━━ Task data ━━

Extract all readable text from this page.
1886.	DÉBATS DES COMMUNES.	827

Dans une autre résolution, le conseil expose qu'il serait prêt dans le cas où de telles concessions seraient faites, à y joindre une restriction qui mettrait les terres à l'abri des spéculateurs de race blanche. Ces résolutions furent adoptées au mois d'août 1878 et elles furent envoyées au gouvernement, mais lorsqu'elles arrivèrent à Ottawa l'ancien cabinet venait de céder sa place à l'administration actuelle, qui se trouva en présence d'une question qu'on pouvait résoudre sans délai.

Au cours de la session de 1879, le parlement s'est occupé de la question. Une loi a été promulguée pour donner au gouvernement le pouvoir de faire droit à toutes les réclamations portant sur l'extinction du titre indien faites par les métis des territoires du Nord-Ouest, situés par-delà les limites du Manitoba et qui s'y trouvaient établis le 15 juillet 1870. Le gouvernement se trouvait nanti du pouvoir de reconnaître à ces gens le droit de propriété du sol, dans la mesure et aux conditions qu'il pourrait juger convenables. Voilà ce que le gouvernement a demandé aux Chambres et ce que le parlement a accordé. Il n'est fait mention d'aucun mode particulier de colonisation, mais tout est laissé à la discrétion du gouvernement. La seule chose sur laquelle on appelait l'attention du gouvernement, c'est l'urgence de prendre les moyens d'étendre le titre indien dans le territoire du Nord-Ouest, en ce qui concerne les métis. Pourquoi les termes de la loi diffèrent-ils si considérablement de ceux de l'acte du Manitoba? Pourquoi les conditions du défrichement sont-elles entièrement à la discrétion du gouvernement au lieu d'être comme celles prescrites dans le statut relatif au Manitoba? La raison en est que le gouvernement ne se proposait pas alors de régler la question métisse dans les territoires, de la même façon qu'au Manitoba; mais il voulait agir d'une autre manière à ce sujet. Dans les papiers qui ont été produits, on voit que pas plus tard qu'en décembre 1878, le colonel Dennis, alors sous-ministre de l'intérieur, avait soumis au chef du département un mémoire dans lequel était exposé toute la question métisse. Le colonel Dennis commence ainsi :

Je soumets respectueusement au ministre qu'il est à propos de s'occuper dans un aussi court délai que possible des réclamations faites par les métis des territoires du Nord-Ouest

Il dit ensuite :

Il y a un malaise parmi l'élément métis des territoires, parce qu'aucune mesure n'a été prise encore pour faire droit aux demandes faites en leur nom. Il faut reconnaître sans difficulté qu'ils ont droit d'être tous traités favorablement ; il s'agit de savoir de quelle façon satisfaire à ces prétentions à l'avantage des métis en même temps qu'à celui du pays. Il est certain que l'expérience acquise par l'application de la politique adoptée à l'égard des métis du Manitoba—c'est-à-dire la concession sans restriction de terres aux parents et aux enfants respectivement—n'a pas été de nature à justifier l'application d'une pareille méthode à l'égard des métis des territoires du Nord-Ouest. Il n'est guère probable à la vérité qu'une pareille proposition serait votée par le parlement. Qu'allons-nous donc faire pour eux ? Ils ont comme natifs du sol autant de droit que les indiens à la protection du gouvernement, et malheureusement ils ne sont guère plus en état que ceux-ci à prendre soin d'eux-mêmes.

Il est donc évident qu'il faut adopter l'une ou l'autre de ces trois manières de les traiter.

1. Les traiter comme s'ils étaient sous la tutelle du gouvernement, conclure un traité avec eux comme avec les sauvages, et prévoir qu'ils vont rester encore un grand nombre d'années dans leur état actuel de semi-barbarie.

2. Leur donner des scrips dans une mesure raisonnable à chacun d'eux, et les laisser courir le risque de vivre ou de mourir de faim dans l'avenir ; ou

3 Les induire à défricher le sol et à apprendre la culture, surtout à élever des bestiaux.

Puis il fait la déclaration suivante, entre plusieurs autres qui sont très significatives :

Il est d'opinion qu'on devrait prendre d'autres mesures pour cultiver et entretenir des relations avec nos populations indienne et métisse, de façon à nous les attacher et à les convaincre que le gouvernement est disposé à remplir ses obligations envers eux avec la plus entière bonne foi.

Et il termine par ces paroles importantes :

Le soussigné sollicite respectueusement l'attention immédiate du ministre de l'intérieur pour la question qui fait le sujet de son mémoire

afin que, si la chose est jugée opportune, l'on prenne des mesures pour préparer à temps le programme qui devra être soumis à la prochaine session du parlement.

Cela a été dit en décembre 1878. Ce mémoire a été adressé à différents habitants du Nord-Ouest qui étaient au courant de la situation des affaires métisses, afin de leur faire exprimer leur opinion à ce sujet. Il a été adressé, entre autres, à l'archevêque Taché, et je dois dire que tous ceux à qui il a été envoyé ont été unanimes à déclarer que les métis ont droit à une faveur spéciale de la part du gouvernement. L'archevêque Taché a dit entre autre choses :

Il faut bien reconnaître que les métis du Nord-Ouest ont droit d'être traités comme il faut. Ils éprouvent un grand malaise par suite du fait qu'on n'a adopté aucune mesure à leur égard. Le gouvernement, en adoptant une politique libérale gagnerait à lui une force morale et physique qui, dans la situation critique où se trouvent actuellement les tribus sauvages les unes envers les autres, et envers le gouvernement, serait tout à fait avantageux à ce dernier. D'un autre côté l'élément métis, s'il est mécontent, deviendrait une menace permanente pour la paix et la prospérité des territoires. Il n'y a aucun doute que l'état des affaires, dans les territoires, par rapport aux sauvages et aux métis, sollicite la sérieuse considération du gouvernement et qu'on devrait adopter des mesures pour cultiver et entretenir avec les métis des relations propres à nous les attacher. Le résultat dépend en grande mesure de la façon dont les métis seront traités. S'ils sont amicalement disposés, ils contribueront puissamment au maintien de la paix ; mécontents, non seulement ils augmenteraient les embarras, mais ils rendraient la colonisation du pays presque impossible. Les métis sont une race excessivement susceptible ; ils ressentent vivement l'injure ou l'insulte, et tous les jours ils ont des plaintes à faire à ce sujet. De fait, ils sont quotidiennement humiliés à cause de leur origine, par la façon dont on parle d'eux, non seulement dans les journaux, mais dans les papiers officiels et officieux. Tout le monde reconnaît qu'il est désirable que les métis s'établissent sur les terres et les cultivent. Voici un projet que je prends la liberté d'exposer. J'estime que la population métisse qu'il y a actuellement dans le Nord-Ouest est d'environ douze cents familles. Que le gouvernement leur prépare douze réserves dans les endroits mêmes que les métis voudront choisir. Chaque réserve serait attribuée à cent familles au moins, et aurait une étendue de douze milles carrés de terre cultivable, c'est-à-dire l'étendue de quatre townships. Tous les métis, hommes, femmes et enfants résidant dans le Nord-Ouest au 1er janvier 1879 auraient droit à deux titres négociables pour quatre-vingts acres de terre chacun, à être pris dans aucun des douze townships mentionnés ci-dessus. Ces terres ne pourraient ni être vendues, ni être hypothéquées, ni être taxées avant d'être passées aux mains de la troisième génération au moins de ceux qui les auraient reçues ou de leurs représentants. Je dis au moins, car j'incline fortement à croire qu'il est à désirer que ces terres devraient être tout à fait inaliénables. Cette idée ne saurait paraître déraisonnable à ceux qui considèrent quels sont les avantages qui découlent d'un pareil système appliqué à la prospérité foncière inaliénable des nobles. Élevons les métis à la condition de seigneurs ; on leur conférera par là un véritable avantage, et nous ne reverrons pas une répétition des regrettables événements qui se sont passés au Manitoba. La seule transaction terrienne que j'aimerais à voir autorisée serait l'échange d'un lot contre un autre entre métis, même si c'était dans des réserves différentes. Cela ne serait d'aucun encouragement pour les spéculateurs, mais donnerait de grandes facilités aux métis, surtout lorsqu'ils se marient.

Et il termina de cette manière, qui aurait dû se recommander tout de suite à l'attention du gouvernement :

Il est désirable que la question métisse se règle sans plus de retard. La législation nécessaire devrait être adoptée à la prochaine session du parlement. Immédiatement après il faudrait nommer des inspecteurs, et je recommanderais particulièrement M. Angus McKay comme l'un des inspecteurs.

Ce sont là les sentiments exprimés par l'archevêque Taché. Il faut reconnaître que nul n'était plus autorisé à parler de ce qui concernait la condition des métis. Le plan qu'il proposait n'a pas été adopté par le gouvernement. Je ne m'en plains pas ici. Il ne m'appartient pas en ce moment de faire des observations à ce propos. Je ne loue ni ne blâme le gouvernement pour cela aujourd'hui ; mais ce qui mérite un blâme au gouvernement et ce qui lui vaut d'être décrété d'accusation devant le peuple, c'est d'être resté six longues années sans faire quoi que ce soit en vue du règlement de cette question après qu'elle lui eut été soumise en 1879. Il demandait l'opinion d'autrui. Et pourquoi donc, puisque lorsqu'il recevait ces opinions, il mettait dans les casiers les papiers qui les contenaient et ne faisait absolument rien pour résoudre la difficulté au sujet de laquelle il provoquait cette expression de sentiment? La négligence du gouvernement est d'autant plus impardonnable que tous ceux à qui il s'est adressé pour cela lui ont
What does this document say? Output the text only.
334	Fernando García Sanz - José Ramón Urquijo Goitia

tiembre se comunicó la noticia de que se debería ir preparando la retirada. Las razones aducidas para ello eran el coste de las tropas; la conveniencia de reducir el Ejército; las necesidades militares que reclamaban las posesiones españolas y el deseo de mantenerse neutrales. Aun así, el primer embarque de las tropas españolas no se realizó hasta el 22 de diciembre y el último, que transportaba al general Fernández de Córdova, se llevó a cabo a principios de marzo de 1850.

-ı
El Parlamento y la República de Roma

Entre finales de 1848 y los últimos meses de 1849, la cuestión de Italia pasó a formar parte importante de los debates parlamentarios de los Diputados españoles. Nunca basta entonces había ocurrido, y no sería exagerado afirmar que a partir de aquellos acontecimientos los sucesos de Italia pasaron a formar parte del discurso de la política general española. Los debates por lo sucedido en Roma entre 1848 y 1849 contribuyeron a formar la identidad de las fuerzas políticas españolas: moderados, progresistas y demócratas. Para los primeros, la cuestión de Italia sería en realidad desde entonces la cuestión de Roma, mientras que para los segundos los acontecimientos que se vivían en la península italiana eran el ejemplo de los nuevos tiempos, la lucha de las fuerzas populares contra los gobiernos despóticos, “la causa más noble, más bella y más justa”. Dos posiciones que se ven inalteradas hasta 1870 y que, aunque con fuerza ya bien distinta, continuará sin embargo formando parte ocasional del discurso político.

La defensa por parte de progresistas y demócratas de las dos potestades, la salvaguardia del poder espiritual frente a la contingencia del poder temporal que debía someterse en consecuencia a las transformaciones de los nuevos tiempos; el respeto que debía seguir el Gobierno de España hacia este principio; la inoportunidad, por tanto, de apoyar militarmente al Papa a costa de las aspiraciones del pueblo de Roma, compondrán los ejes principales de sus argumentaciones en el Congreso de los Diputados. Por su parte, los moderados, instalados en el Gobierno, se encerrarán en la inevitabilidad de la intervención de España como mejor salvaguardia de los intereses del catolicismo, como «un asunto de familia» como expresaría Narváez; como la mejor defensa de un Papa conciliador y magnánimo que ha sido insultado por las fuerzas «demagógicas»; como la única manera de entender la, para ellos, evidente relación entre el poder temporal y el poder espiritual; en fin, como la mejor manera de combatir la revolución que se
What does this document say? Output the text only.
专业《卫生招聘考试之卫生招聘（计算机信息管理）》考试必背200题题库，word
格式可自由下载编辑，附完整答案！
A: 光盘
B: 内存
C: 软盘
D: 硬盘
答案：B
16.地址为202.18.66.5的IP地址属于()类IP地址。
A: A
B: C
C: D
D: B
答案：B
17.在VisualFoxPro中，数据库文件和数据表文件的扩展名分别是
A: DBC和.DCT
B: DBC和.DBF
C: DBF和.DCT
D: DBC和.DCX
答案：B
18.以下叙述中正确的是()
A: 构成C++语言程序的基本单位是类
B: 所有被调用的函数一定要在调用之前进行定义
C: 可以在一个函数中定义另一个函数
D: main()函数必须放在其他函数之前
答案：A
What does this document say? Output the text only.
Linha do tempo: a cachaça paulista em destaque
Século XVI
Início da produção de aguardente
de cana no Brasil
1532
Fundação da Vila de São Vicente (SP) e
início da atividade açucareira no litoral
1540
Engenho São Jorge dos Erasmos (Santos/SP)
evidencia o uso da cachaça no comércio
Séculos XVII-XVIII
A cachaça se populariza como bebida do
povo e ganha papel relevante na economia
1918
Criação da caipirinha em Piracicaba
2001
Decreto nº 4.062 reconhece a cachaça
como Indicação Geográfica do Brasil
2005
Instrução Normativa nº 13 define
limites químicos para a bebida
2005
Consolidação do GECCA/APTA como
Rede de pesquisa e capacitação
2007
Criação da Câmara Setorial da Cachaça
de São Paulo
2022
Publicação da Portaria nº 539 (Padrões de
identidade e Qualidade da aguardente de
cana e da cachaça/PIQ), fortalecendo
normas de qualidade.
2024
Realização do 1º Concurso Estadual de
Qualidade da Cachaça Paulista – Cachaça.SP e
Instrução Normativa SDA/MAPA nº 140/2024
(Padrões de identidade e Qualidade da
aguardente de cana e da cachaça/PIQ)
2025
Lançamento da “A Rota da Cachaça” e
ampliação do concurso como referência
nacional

━━━

Exercise task> Show, from the listing above, each line that contains the word "Normativa".

Response below>
Instrução Normativa nº 13 define
Instrução Normativa SDA/MAPA nº 140/2024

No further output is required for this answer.